───── Supplied data ─────
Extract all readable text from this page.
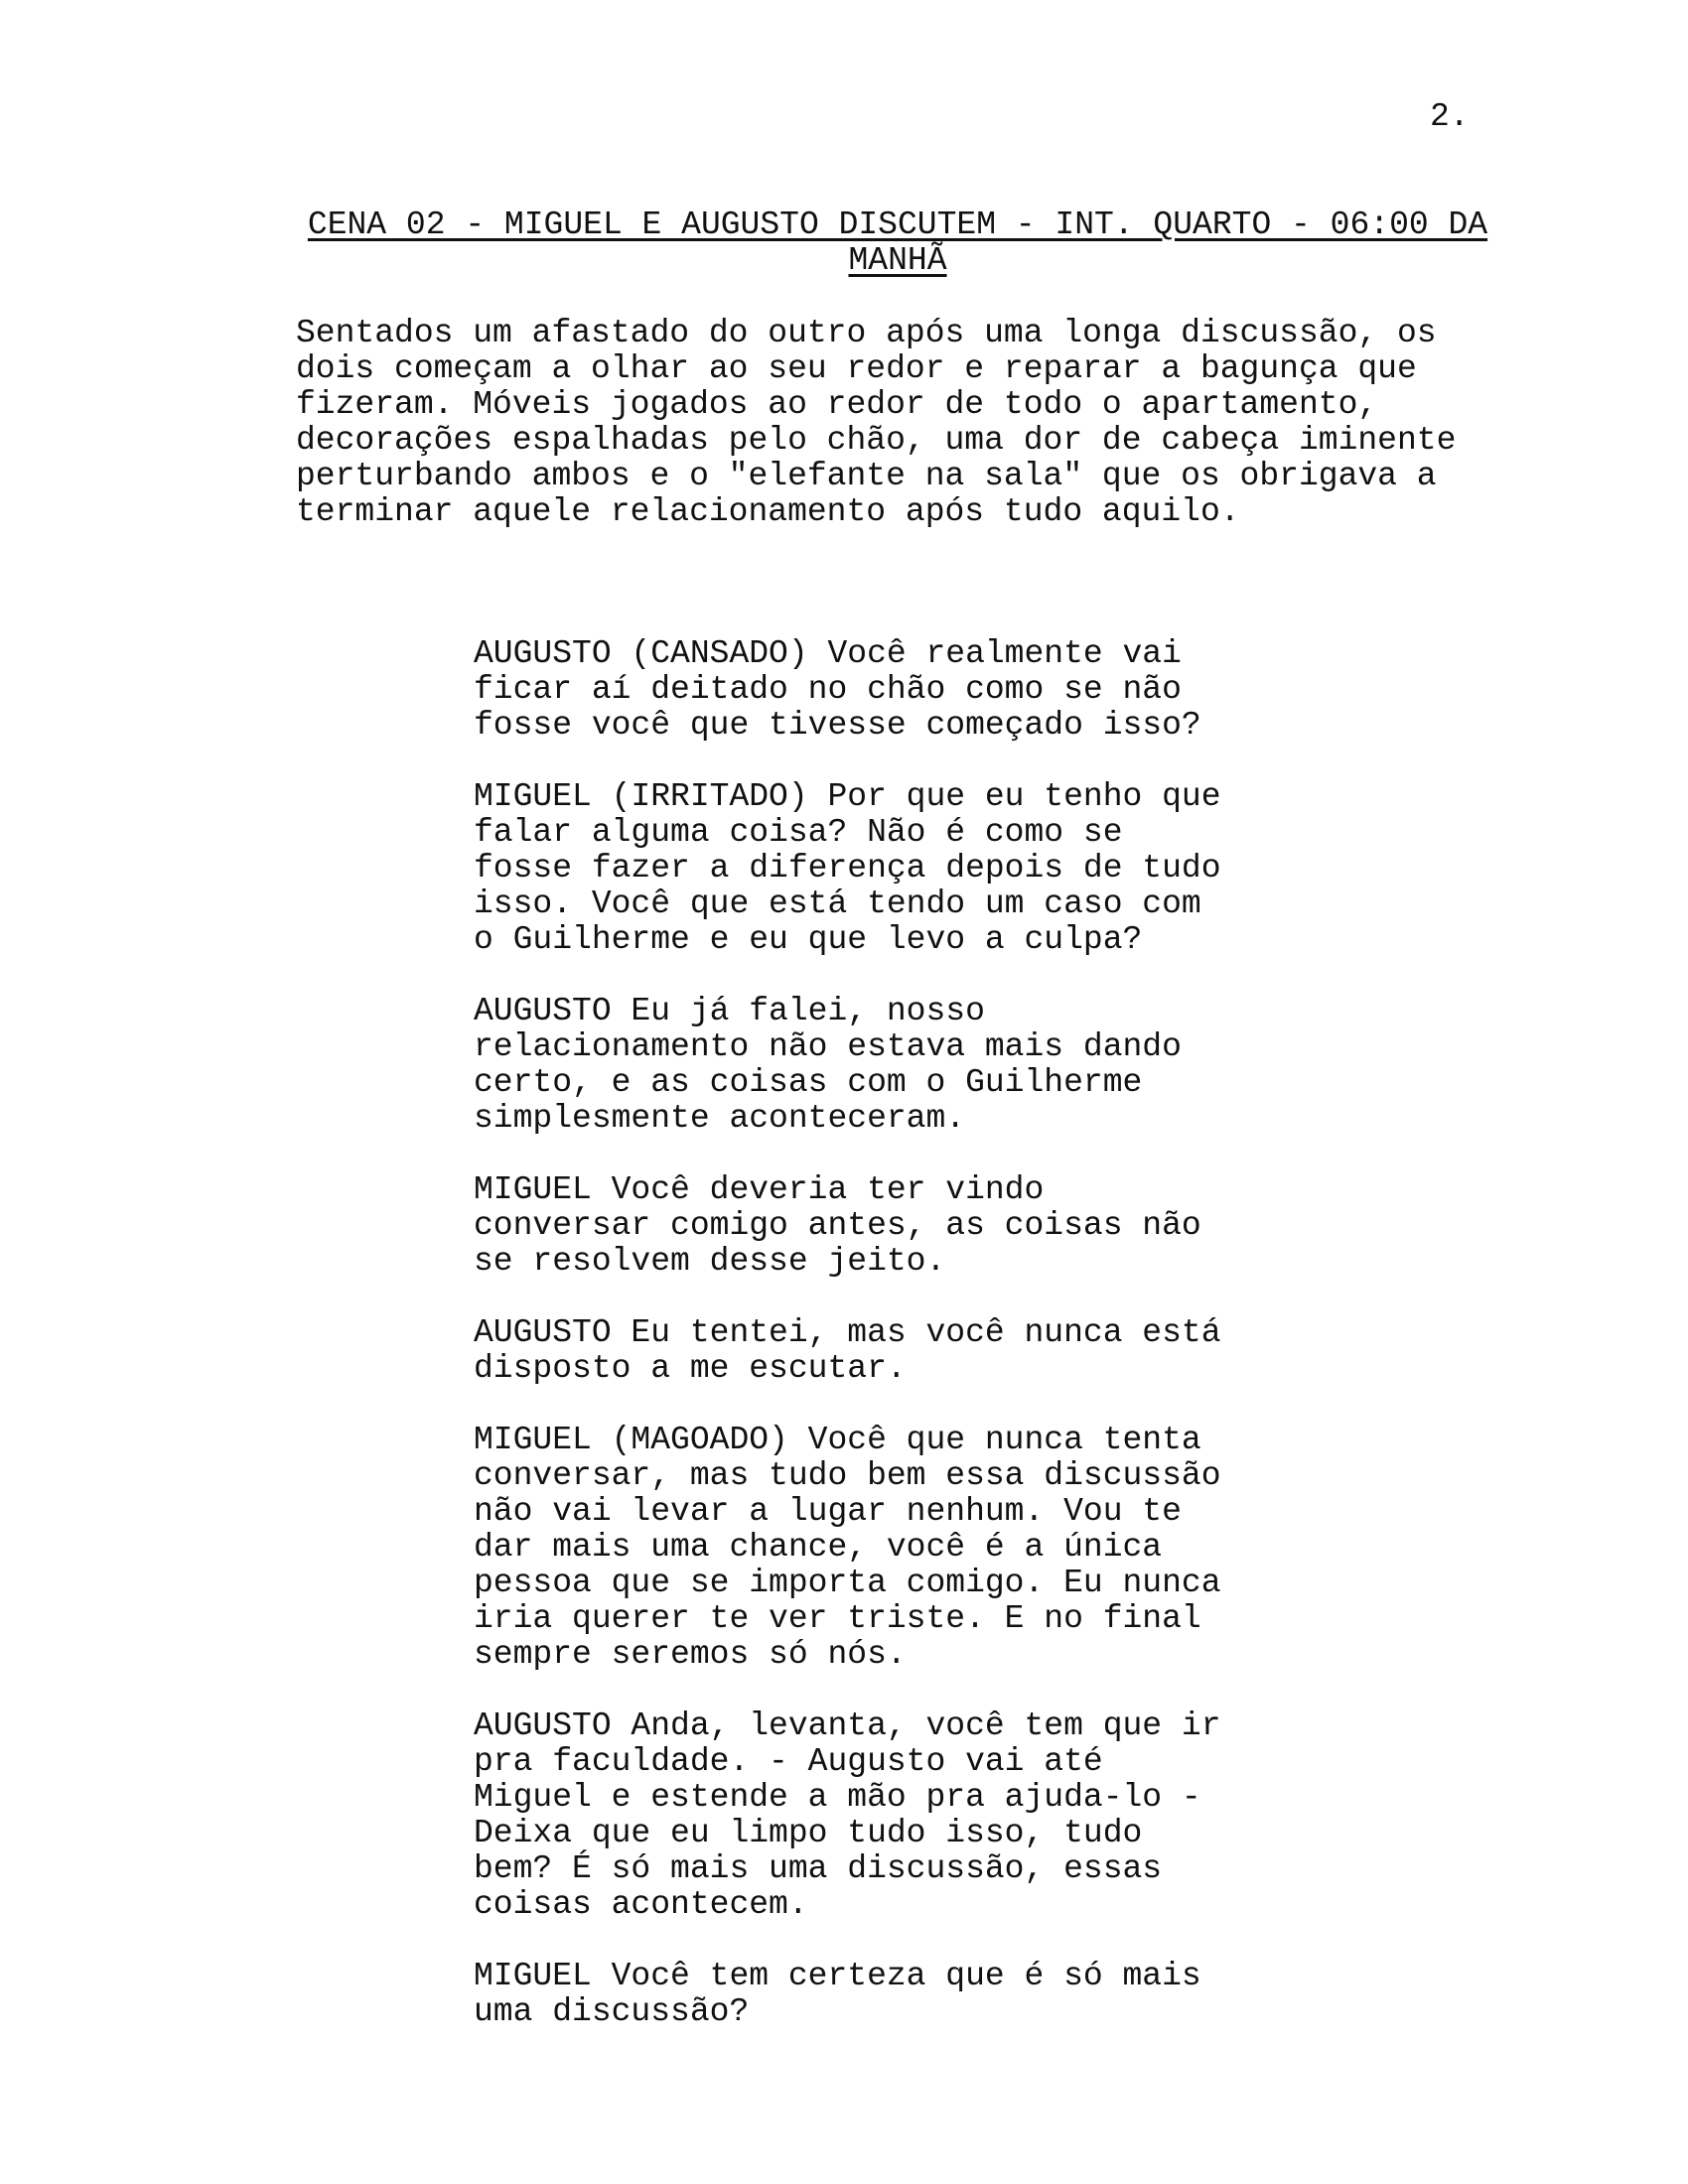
2.
CENA 02 - MIGUEL E AUGUSTO DISCUTEM - INT. QUARTO - 06:00 DA MANHÃ
Sentados um afastado do outro após uma longa discussão, os
dois começam a olhar ao seu redor e reparar a bagunça que
fizeram. Móveis jogados ao redor de todo o apartamento,
decorações espalhadas pelo chão, uma dor de cabeça iminente
perturbando ambos e o "elefante na sala" que os obrigava a
terminar aquele relacionamento após tudo aquilo.

AUGUSTO (CANSADO) Você realmente vai
ficar aí deitado no chão como se não
fosse você que tivesse começado isso?

MIGUEL (IRRITADO) Por que eu tenho que
falar alguma coisa? Não é como se
fosse fazer a diferença depois de tudo
isso. Você que está tendo um caso com
o Guilherme e eu que levo a culpa?

AUGUSTO Eu já falei, nosso
relacionamento não estava mais dando
certo, e as coisas com o Guilherme
simplesmente aconteceram.

MIGUEL Você deveria ter vindo
conversar comigo antes, as coisas não
se resolvem desse jeito.

AUGUSTO Eu tentei, mas você nunca está
disposto a me escutar.

MIGUEL (MAGOADO) Você que nunca tenta
conversar, mas tudo bem essa discussão
não vai levar a lugar nenhum. Vou te
dar mais uma chance, você é a única
pessoa que se importa comigo. Eu nunca
iria querer te ver triste. E no final
sempre seremos só nós.

AUGUSTO Anda, levanta, você tem que ir
pra faculdade. - Augusto vai até
Miguel e estende a mão pra ajuda-lo -
Deixa que eu limpo tudo isso, tudo
bem? É só mais uma discussão, essas
coisas acontecem.

MIGUEL Você tem certeza que é só mais
uma discussão?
─────
What the exercise asks:
Quote the data above in full, leaving out the pictures it holds.

Result for this task:
Extract all readable text from this page.
2.
CENA 02 - MIGUEL E AUGUSTO DISCUTEM - INT. QUARTO - 06:00 DA MANHÃ
Sentados um afastado do outro após uma longa discussão, os
dois começam a olhar ao seu redor e reparar a bagunça que
fizeram. Móveis jogados ao redor de todo o apartamento,
decorações espalhadas pelo chão, uma dor de cabeça iminente
perturbando ambos e o "elefante na sala" que os obrigava a
terminar aquele relacionamento após tudo aquilo.

AUGUSTO (CANSADO) Você realmente vai
ficar aí deitado no chão como se não
fosse você que tivesse começado isso?

MIGUEL (IRRITADO) Por que eu tenho que
falar alguma coisa? Não é como se
fosse fazer a diferença depois de tudo
isso. Você que está tendo um caso com
o Guilherme e eu que levo a culpa?

AUGUSTO Eu já falei, nosso
relacionamento não estava mais dando
certo, e as coisas com o Guilherme
simplesmente aconteceram.

MIGUEL Você deveria ter vindo
conversar comigo antes, as coisas não
se resolvem desse jeito.

AUGUSTO Eu tentei, mas você nunca está
disposto a me escutar.

MIGUEL (MAGOADO) Você que nunca tenta
conversar, mas tudo bem essa discussão
não vai levar a lugar nenhum. Vou te
dar mais uma chance, você é a única
pessoa que se importa comigo. Eu nunca
iria querer te ver triste. E no final
sempre seremos só nós.

AUGUSTO Anda, levanta, você tem que ir
pra faculdade. - Augusto vai até
Miguel e estende a mão pra ajuda-lo -
Deixa que eu limpo tudo isso, tudo
bem? É só mais uma discussão, essas
coisas acontecem.

MIGUEL Você tem certeza que é só mais
uma discussão?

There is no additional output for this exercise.